• Provided information
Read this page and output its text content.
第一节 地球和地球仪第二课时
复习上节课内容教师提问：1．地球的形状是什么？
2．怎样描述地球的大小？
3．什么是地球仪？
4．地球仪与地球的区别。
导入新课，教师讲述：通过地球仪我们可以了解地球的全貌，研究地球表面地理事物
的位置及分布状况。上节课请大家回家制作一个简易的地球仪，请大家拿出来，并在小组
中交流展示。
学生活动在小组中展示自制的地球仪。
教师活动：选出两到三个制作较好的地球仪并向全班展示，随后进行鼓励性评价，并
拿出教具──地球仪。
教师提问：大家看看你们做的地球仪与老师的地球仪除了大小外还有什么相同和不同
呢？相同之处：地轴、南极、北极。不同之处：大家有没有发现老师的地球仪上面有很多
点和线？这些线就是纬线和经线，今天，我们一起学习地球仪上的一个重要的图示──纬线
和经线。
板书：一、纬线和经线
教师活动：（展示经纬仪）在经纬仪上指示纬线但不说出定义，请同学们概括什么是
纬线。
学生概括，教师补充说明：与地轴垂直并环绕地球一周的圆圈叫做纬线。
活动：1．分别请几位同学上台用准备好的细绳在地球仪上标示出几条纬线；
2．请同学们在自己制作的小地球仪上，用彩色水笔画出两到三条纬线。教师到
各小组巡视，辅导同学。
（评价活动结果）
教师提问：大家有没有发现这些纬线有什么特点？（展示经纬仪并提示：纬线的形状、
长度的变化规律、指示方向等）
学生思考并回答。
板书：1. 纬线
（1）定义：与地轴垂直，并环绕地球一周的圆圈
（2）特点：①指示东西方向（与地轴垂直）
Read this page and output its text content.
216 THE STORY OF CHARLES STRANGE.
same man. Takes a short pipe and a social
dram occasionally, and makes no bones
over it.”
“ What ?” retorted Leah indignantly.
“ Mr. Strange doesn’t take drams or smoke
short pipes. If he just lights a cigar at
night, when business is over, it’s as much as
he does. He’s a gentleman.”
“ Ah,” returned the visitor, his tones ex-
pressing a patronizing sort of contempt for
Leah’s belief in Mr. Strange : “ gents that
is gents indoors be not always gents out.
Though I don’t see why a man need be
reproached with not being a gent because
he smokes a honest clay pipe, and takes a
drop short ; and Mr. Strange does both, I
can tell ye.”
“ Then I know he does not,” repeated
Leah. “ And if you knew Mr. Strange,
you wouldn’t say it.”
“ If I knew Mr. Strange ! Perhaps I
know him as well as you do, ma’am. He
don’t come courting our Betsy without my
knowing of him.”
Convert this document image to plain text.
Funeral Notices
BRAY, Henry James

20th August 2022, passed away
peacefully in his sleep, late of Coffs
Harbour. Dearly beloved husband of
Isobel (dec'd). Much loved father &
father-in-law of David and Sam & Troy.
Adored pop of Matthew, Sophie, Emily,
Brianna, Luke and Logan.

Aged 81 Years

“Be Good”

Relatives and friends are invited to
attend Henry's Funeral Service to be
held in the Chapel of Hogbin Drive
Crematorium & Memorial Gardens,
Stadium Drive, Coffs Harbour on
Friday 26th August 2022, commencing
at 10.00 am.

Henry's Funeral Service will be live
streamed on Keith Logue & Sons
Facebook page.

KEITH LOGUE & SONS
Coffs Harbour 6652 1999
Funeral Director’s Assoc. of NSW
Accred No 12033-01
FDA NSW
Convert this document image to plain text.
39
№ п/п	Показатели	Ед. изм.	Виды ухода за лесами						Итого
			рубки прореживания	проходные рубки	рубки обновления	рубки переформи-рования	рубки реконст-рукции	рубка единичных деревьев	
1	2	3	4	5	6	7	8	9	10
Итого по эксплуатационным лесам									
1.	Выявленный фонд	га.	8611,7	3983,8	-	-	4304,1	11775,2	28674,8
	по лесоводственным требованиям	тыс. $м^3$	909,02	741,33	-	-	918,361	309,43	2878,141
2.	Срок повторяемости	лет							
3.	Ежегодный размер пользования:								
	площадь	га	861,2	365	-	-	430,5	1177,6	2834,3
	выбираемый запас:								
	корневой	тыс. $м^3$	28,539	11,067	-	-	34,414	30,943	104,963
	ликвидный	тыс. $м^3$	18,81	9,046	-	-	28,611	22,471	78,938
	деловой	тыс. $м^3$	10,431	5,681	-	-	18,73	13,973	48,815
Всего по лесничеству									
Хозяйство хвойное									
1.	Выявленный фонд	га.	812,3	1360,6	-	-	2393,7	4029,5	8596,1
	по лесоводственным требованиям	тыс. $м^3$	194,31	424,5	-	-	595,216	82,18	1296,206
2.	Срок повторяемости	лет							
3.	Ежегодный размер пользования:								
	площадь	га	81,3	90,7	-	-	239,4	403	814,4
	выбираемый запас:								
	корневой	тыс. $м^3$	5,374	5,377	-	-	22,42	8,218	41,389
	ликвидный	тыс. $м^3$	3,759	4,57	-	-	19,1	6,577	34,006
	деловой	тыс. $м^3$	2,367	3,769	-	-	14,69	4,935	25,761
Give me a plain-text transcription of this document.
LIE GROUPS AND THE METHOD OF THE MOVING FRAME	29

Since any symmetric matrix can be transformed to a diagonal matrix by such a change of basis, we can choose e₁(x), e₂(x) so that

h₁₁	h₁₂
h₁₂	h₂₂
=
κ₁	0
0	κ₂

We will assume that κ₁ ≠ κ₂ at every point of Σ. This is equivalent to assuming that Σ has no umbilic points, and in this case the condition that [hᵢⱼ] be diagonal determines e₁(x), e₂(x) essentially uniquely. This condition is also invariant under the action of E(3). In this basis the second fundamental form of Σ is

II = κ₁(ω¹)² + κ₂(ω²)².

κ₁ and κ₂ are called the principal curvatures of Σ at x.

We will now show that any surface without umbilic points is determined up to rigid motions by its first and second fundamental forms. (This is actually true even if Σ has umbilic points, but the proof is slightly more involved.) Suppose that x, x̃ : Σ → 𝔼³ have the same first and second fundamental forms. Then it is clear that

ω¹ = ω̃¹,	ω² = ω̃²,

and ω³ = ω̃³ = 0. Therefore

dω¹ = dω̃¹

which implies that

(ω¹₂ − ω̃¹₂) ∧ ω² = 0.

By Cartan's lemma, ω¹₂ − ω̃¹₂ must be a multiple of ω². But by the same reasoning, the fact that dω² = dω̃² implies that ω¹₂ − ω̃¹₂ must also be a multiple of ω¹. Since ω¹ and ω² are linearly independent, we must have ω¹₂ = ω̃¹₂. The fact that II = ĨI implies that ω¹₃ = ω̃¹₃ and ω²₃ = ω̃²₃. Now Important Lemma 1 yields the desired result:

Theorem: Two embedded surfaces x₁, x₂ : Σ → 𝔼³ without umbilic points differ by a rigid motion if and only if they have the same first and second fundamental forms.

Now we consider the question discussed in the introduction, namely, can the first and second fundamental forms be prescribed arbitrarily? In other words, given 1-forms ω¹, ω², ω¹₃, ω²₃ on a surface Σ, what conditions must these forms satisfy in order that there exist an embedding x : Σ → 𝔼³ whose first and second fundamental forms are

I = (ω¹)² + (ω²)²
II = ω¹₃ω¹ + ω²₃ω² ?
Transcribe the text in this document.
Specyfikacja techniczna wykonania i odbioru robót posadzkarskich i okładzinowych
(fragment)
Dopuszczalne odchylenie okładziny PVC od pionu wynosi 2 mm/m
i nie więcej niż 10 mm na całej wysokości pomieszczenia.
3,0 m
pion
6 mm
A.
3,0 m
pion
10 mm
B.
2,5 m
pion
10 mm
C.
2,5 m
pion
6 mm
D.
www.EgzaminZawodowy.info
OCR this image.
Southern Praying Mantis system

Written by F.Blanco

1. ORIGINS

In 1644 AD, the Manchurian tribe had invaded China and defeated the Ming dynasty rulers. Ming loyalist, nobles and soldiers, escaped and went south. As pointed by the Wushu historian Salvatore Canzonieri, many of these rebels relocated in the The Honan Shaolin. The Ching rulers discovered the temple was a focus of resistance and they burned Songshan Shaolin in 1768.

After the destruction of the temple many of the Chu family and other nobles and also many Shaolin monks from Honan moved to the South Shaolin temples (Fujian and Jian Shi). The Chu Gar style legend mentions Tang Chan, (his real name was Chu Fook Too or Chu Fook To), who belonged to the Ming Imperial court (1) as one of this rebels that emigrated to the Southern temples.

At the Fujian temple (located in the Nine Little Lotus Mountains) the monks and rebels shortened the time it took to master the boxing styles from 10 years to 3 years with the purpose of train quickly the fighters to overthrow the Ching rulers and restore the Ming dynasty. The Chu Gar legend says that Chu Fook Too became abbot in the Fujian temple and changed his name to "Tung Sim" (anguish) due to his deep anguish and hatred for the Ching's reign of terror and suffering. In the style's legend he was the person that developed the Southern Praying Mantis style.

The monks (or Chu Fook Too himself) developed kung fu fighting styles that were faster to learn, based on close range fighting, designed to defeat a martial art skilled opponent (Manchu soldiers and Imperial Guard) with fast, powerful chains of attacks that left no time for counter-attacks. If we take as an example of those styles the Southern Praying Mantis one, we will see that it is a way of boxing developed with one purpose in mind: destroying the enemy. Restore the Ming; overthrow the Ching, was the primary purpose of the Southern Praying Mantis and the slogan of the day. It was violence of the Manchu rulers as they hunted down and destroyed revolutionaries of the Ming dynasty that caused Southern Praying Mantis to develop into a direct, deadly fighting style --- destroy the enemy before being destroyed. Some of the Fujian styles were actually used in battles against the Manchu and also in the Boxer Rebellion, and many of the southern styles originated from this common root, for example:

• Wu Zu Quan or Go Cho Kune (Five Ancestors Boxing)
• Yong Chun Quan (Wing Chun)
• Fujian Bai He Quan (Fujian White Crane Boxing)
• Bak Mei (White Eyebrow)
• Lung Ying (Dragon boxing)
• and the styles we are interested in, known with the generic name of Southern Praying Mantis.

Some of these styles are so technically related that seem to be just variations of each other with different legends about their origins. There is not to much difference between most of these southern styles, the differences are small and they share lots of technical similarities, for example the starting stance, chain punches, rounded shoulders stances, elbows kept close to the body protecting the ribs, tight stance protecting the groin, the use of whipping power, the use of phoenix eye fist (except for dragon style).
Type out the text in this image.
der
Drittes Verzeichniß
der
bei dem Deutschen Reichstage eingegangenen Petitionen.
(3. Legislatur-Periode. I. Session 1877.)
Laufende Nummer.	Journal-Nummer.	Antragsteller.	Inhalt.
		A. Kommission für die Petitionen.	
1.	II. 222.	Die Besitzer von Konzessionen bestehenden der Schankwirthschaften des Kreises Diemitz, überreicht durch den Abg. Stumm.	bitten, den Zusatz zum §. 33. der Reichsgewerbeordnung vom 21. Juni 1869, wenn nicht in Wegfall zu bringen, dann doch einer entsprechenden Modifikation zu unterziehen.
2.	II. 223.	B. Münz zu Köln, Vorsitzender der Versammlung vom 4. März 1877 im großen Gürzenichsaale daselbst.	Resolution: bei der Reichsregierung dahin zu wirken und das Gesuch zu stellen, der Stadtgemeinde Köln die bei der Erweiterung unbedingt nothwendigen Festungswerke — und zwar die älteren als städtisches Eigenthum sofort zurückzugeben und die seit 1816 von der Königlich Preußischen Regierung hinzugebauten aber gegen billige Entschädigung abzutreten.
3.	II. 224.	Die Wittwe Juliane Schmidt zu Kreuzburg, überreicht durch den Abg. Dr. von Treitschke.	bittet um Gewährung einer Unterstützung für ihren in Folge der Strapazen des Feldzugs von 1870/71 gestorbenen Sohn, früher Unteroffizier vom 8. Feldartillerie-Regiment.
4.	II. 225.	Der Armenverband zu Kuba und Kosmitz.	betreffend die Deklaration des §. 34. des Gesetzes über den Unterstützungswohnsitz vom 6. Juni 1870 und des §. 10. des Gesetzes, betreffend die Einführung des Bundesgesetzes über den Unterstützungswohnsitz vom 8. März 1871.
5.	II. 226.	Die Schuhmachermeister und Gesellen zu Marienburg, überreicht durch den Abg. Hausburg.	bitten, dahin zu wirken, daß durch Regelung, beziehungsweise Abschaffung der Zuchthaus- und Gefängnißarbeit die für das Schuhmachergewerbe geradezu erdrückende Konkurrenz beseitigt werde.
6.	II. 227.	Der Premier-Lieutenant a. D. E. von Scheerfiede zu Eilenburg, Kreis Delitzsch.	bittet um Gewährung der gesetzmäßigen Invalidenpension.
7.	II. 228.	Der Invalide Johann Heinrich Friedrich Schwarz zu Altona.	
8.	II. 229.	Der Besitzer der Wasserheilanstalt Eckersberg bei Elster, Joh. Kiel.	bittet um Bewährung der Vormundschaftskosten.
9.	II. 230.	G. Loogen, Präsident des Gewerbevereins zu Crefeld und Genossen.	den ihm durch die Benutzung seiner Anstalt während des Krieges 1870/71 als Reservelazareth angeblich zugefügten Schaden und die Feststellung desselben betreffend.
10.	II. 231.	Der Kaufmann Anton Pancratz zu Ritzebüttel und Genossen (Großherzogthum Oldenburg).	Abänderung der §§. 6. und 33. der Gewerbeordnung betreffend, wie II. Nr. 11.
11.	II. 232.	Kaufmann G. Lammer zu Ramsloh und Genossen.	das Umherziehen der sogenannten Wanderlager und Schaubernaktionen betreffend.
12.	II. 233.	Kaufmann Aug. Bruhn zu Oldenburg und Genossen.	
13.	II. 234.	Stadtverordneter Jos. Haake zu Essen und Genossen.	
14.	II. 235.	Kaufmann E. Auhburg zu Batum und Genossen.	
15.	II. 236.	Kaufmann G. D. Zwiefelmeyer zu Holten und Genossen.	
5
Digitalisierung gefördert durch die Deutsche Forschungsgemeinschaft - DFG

• Requirements
Reply with nothing except the number of lines in the listing above that include "Quan".

• Task response
3